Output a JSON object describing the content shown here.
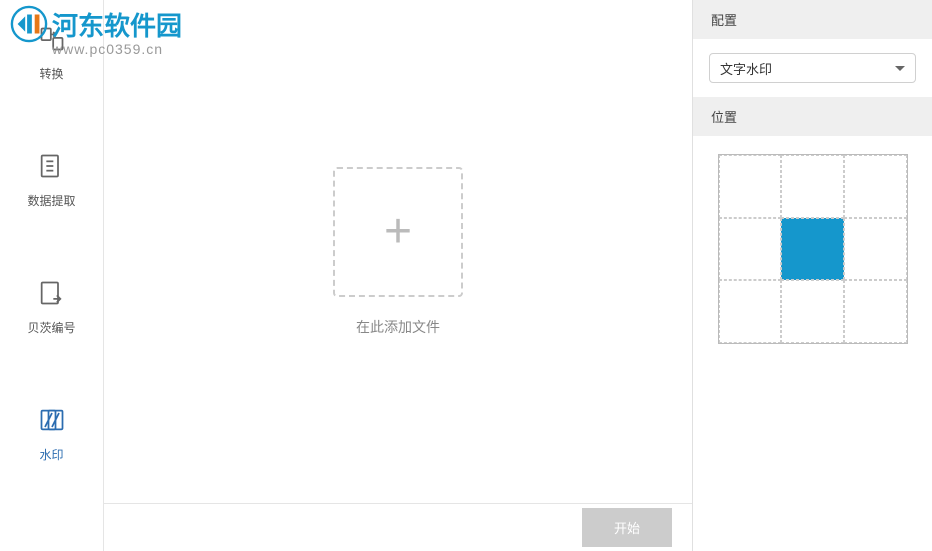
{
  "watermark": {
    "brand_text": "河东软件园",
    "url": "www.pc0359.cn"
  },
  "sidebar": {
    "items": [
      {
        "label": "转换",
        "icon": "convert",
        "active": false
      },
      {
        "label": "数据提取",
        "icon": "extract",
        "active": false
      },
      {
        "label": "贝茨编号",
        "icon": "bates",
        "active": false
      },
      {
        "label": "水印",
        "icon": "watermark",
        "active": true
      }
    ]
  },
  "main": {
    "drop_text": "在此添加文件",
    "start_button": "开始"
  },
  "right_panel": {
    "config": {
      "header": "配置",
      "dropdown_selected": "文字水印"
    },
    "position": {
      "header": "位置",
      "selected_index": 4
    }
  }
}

○ ○ ○ ○ ○ ○ ○

- [Exercise aim]: For each line above that contains the word "label", copy that line.

- [Result for this task]:
        "label": "转换",
        "label": "数据提取",
        "label": "贝茨编号",
        "label": "水印",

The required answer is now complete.